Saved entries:

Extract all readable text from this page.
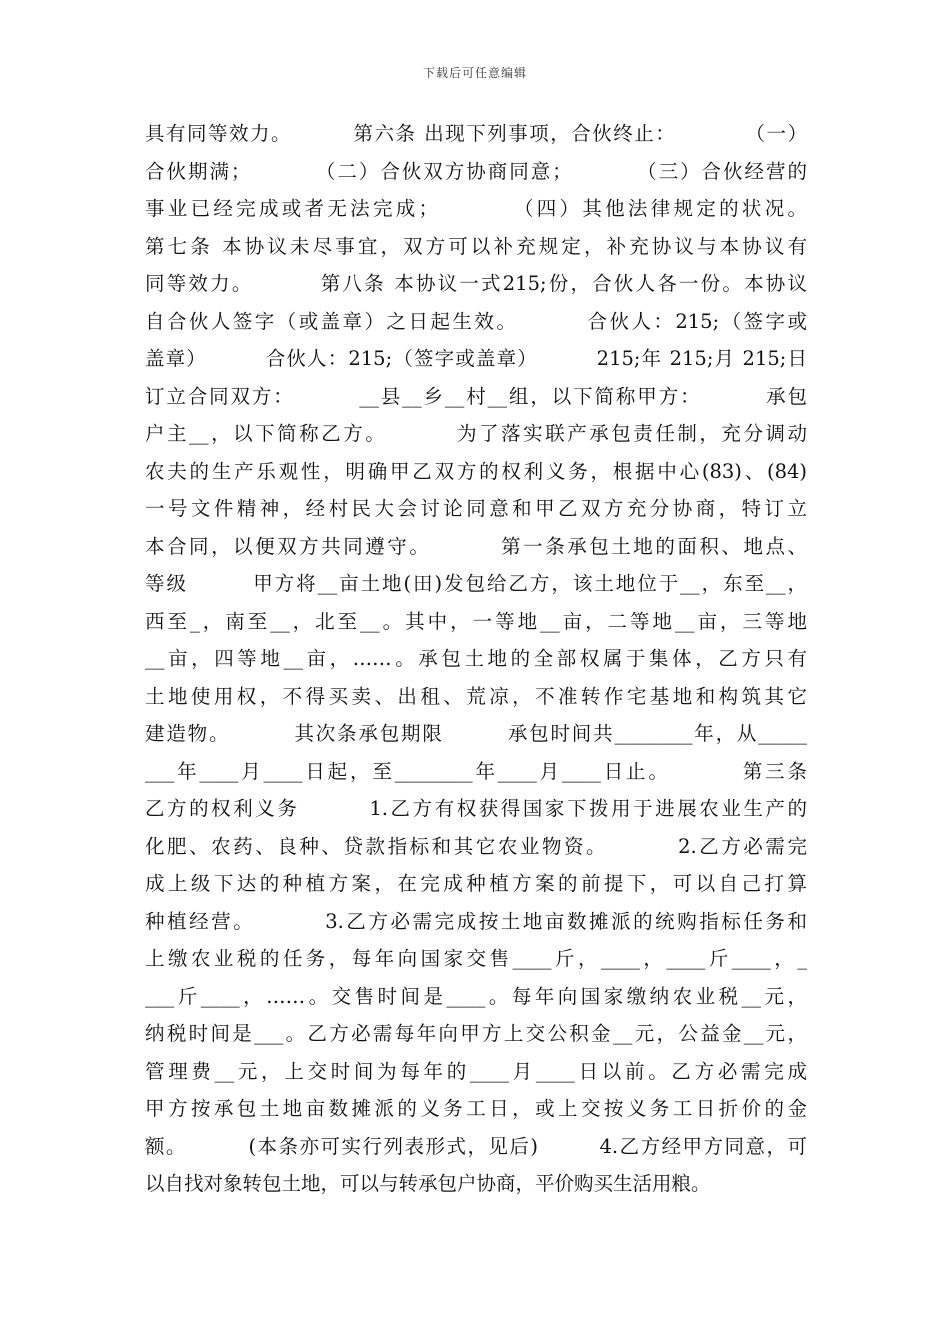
下载后可任意编辑
具有同等效力。        第六条 出现下列事项，合伙终止：         （一）
合伙期满；        （二）合伙双方协商同意；        （三）合伙经营的
事业已经完成或者无法完成；        （四）其他法律规定的状况。
第七条 本协议未尽事宜，双方可以补充规定，补充协议与本协议有
同等效力。        第八条 本协议一式215;份，合伙人各一份。本协议
自合伙人签字（或盖章）之日起生效。        合伙人：215;（签字或
盖章）        合伙人：215;（签字或盖章）        215;年 215;月 215;日
订立合同双方：        __县__乡__村__组，以下简称甲方：        承包
户主__，以下简称乙方。        为了落实联产承包责任制，充分调动
农夫的生产乐观性，明确甲乙双方的权利义务，根据中心(83)、(84)
一号文件精神，经村民大会讨论同意和甲乙双方充分协商，特订立
本合同，以便双方共同遵守。        第一条承包土地的面积、地点、
等级        甲方将__亩土地(田)发包给乙方，该土地位于__，东至__，
西至_，南至__，北至__。其中，一等地__亩，二等地__亩，三等地
__亩，四等地__亩，……。承包土地的全部权属于集体，乙方只有
土地使用权，不得买卖、出租、荒凉，不准转作宅基地和构筑其它
建造物。        其次条承包期限        承包时间共________年，从_____
___年____月____日起，至________年____月____日止。        第三条
乙方的权利义务        1.乙方有权获得国家下拨用于进展农业生产的
化肥、农药、良种、贷款指标和其它农业物资。        2.乙方必需完
成上级下达的种植方案，在完成种植方案的前提下，可以自己打算
种植经营。        3.乙方必需完成按土地亩数摊派的统购指标任务和
上缴农业税的任务，每年向国家交售____斤，____，____斤____，_
___斤____，……。交售时间是____。每年向国家缴纳农业税__元，
纳税时间是___。乙方必需每年向甲方上交公积金__元，公益金__元，
管理费__元，上交时间为每年的____月____日以前。乙方必需完成
甲方按承包土地亩数摊派的义务工日，或上交按义务工日折价的金
额。        (本条亦可实行列表形式，见后)        4.乙方经甲方同意，可
以自找对象转包土地，可以与转承包户协商，平价购买生活用粮。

Aim: Write out the whole listing again, exactly, with no pictures.

Finished answer:
Extract all readable text from this page.
下载后可任意编辑
具有同等效力。        第六条 出现下列事项，合伙终止：         （一）
合伙期满；        （二）合伙双方协商同意；        （三）合伙经营的
事业已经完成或者无法完成；        （四）其他法律规定的状况。
第七条 本协议未尽事宜，双方可以补充规定，补充协议与本协议有
同等效力。        第八条 本协议一式215;份，合伙人各一份。本协议
自合伙人签字（或盖章）之日起生效。        合伙人：215;（签字或
盖章）        合伙人：215;（签字或盖章）        215;年 215;月 215;日
订立合同双方：        __县__乡__村__组，以下简称甲方：        承包
户主__，以下简称乙方。        为了落实联产承包责任制，充分调动
农夫的生产乐观性，明确甲乙双方的权利义务，根据中心(83)、(84)
一号文件精神，经村民大会讨论同意和甲乙双方充分协商，特订立
本合同，以便双方共同遵守。        第一条承包土地的面积、地点、
等级        甲方将__亩土地(田)发包给乙方，该土地位于__，东至__，
西至_，南至__，北至__。其中，一等地__亩，二等地__亩，三等地
__亩，四等地__亩，……。承包土地的全部权属于集体，乙方只有
土地使用权，不得买卖、出租、荒凉，不准转作宅基地和构筑其它
建造物。        其次条承包期限        承包时间共________年，从_____
___年____月____日起，至________年____月____日止。        第三条
乙方的权利义务        1.乙方有权获得国家下拨用于进展农业生产的
化肥、农药、良种、贷款指标和其它农业物资。        2.乙方必需完
成上级下达的种植方案，在完成种植方案的前提下，可以自己打算
种植经营。        3.乙方必需完成按土地亩数摊派的统购指标任务和
上缴农业税的任务，每年向国家交售____斤，____，____斤____，_
___斤____，……。交售时间是____。每年向国家缴纳农业税__元，
纳税时间是___。乙方必需每年向甲方上交公积金__元，公益金__元，
管理费__元，上交时间为每年的____月____日以前。乙方必需完成
甲方按承包土地亩数摊派的义务工日，或上交按义务工日折价的金
额。        (本条亦可实行列表形式，见后)        4.乙方经甲方同意，可
以自找对象转包土地，可以与转承包户协商，平价购买生活用粮。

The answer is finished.